### The exercise
Pick out every line holding the string "youtube" and copy it.

Stored data
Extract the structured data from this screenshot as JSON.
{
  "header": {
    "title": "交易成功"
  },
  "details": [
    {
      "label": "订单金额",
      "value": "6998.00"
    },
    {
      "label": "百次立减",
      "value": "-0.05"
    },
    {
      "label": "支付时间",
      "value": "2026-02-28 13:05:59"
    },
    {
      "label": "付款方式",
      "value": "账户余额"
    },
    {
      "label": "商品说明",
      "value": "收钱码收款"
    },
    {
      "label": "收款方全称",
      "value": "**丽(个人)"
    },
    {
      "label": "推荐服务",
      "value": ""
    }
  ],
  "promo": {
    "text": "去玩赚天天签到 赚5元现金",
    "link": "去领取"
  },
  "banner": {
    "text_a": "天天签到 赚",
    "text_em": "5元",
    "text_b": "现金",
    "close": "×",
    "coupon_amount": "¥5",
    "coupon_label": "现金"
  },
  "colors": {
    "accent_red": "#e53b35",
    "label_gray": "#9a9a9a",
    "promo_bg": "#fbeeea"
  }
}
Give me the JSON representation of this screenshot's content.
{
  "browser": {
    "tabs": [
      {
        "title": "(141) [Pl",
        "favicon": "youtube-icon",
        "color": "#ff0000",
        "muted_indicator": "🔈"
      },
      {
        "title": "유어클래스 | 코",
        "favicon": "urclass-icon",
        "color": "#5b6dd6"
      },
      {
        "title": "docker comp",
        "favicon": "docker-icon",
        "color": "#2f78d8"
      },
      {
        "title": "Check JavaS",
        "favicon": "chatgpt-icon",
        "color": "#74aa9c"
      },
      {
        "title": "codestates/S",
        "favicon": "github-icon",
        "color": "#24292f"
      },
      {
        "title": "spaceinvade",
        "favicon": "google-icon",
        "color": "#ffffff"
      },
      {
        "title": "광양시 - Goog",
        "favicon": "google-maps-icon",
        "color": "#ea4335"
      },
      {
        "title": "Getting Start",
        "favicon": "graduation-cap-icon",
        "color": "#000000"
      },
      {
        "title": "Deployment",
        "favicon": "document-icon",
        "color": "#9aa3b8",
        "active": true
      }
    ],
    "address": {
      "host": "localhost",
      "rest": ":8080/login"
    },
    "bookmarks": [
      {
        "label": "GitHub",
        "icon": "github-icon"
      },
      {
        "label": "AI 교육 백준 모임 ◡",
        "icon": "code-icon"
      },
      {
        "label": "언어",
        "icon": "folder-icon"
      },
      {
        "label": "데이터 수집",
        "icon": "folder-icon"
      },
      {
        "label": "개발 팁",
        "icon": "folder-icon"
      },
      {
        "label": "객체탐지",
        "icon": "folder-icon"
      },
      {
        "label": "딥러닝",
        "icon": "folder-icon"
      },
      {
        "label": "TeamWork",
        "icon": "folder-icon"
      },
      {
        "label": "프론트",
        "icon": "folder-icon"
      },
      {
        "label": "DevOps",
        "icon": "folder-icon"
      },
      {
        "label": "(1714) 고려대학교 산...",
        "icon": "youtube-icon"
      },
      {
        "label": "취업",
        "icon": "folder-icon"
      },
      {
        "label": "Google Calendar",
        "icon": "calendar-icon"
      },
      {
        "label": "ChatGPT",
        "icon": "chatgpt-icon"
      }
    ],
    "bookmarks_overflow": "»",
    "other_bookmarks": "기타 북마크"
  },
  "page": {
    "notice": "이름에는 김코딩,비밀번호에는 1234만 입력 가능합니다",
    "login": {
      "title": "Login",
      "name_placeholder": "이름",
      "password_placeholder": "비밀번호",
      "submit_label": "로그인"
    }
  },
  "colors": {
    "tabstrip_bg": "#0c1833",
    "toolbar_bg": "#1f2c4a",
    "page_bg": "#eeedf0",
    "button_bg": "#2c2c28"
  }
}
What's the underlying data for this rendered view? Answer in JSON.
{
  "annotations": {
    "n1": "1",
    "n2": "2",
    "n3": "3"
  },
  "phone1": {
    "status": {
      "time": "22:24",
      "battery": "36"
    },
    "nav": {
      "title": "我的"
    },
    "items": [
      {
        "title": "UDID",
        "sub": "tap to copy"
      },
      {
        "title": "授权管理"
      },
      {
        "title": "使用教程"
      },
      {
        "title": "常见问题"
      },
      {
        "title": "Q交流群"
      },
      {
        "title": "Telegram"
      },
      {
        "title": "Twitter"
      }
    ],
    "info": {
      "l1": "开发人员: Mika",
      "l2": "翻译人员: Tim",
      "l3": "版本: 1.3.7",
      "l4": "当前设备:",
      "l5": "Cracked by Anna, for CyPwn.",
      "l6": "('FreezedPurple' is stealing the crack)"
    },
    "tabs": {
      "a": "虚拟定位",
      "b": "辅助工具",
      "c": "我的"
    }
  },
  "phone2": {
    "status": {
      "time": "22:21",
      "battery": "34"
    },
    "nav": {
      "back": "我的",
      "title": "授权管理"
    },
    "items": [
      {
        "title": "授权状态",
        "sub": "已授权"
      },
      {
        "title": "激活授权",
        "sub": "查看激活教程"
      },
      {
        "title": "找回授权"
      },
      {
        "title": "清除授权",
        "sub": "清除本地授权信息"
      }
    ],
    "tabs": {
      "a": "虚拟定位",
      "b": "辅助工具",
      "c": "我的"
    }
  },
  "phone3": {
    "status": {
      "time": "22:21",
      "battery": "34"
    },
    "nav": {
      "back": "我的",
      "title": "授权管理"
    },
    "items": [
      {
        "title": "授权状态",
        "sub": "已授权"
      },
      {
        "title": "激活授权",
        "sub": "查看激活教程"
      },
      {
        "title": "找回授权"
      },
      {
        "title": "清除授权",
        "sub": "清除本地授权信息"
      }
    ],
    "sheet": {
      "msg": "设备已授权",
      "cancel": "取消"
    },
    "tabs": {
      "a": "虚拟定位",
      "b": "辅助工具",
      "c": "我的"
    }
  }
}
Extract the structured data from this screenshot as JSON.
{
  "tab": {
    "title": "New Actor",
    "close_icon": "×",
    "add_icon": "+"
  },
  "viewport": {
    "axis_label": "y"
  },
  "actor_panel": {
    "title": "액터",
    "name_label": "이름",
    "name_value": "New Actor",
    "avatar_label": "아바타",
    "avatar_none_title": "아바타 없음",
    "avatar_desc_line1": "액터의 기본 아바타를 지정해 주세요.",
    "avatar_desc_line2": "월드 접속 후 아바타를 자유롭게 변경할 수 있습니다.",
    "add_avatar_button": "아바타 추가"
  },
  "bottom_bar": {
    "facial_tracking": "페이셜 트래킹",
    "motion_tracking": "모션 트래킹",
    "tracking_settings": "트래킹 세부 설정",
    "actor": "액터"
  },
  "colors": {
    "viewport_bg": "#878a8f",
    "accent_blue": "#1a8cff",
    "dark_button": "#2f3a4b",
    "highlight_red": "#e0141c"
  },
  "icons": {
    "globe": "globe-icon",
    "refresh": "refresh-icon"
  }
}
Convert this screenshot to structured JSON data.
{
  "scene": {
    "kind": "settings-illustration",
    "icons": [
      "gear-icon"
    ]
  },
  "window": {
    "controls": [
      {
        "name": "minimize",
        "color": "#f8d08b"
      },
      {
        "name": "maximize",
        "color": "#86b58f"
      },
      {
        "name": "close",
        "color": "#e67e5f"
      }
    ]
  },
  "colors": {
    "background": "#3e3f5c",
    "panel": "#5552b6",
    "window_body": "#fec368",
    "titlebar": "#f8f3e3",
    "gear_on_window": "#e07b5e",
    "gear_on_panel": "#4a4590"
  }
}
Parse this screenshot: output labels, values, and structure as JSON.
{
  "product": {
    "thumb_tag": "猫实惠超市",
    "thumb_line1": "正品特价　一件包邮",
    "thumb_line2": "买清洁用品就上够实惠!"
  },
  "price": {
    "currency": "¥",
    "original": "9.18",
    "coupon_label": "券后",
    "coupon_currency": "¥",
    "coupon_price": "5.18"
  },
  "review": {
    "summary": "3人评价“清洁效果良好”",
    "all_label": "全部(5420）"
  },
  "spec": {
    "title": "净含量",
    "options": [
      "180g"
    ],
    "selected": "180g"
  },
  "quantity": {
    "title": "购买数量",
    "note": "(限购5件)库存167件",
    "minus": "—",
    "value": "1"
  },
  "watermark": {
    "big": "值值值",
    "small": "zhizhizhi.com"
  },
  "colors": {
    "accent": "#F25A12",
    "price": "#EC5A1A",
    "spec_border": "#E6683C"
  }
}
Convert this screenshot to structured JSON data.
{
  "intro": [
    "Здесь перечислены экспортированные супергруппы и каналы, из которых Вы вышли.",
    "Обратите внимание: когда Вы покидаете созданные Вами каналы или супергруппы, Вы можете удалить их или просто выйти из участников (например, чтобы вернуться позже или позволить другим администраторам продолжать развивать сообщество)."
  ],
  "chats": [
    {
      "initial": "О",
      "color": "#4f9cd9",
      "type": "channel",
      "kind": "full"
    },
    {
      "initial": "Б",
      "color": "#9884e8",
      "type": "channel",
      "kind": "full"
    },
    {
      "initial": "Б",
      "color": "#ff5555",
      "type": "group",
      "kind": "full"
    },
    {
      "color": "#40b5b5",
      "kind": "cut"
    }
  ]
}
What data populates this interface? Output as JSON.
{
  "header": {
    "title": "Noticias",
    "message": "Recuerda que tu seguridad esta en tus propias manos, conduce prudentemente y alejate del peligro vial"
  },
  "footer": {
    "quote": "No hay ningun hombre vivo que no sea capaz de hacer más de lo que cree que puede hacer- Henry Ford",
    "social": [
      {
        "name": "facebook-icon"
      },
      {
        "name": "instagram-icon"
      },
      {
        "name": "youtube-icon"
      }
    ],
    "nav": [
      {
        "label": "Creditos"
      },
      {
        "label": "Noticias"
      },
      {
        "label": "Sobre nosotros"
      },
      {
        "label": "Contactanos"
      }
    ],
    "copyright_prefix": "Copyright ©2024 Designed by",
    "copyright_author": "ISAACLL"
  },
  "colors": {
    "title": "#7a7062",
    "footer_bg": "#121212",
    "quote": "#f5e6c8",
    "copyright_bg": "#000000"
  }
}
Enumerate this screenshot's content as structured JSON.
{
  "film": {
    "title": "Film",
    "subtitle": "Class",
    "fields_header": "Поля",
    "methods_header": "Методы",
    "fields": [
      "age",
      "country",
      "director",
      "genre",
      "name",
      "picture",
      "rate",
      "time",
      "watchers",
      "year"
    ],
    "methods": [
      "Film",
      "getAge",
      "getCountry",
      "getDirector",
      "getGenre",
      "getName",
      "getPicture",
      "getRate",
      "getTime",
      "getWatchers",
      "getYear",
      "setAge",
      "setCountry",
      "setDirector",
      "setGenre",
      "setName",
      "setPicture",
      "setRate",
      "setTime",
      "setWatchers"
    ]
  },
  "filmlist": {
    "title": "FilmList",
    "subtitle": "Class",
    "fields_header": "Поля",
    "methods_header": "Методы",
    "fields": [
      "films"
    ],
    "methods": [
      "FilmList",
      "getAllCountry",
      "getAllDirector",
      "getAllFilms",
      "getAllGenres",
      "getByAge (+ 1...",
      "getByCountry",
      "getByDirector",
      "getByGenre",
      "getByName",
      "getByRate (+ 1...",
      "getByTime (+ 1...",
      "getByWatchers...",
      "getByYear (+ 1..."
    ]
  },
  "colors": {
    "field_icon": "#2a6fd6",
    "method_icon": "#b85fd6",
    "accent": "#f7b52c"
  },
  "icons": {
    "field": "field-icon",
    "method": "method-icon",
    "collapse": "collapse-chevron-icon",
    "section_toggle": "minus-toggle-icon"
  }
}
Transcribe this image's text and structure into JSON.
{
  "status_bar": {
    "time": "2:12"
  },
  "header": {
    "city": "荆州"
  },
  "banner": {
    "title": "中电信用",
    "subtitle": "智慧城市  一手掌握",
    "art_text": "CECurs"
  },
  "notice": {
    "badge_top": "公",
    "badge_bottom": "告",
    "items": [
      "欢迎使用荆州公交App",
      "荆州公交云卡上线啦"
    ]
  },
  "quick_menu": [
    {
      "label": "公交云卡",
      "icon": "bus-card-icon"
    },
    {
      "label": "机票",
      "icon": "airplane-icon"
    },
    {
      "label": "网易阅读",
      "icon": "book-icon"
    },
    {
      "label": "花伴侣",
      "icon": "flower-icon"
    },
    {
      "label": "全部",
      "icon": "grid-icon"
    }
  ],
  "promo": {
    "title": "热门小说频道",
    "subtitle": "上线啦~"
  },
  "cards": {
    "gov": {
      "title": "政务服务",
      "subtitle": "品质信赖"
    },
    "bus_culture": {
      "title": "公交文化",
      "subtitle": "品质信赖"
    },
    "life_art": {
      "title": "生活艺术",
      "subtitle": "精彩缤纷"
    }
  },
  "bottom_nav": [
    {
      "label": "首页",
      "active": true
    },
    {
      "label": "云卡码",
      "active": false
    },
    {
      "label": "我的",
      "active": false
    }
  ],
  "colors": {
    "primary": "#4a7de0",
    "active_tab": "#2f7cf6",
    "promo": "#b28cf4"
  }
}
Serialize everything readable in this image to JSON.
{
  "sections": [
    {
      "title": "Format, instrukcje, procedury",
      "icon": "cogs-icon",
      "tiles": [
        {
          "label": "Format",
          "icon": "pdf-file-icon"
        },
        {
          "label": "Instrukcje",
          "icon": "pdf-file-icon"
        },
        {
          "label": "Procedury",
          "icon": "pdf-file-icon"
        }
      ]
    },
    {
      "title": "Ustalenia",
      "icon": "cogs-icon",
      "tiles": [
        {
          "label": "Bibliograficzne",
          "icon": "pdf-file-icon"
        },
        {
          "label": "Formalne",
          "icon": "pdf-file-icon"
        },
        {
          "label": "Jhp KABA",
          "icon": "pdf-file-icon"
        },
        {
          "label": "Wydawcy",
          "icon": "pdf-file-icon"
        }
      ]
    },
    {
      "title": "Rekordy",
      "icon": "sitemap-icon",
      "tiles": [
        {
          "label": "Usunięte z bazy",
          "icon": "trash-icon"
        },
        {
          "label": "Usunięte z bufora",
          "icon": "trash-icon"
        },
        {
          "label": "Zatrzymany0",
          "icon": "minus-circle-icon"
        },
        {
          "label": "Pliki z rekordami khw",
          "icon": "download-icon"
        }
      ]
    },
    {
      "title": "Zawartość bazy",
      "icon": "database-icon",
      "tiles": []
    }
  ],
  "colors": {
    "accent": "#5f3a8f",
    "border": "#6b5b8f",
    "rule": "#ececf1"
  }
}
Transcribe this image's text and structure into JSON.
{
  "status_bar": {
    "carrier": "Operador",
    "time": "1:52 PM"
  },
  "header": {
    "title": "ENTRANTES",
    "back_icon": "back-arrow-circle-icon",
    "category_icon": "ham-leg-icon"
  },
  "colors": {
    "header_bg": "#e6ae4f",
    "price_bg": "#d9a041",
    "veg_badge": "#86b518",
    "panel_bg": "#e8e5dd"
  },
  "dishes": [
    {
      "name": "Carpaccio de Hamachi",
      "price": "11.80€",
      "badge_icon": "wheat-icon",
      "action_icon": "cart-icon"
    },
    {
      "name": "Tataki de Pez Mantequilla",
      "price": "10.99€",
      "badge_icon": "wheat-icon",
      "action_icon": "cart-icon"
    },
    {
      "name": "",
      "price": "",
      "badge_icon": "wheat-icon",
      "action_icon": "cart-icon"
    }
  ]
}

### Exercise output
        "favicon": "youtube-icon",
        "icon": "youtube-icon"
        "name": "youtube-icon"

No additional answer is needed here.